* PROBLEM DESCRIPTION *
Determine which lines of the records include the word "page", and copy them.

* DATA FOR THE TASK *
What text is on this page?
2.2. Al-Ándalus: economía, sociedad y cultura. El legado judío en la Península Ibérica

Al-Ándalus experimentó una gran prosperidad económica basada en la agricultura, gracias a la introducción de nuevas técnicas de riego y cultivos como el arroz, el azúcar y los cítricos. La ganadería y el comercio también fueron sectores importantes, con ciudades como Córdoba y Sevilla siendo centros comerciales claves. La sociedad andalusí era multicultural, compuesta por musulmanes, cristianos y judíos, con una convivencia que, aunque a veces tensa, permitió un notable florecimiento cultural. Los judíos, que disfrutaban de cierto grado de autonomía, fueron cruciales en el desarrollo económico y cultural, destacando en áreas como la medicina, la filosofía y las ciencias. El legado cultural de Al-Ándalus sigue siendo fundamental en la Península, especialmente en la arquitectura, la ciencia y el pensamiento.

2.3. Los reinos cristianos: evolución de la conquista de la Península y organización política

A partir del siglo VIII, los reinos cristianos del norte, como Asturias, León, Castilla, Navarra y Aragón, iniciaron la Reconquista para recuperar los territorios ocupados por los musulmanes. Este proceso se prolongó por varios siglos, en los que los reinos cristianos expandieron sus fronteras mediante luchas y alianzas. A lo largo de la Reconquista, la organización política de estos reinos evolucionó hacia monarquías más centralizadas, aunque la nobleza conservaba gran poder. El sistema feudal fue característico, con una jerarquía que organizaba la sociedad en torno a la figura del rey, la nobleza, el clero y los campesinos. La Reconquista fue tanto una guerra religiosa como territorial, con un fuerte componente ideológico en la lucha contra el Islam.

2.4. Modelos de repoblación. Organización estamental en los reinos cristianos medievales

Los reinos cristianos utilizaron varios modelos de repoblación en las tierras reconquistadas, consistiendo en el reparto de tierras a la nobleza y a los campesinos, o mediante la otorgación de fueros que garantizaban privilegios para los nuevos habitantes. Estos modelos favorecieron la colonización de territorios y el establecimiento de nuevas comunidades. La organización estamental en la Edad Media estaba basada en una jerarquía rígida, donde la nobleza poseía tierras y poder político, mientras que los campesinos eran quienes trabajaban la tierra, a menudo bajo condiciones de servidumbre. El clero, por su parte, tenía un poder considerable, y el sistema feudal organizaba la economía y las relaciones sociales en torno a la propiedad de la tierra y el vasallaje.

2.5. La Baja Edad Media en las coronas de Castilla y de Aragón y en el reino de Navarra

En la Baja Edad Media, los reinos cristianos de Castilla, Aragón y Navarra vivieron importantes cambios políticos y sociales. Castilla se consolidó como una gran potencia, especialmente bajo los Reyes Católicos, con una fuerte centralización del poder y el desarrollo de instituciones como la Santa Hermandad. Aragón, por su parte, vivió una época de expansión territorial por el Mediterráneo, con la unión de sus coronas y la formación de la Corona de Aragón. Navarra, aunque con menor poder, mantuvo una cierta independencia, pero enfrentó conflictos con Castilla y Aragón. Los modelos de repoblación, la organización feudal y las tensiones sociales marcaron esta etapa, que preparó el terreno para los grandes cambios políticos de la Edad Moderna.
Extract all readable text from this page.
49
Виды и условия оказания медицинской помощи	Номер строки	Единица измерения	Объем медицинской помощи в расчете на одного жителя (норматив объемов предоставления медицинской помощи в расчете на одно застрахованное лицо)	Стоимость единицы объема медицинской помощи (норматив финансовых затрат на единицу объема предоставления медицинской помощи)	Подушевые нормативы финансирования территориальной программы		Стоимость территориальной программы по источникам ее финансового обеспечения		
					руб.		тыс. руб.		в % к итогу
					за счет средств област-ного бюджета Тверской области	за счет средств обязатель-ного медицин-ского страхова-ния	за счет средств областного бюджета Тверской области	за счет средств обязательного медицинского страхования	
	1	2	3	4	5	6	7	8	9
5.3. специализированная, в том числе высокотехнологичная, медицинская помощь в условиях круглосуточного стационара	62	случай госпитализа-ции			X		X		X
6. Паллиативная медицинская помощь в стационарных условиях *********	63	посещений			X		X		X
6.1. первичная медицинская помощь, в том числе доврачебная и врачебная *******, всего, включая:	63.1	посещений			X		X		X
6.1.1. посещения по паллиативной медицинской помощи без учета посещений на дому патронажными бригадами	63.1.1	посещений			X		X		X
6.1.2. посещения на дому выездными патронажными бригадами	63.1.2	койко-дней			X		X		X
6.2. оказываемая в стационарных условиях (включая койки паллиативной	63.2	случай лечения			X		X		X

* TASK RESPONSE *
What text is on this page?
Extract all readable text from this page.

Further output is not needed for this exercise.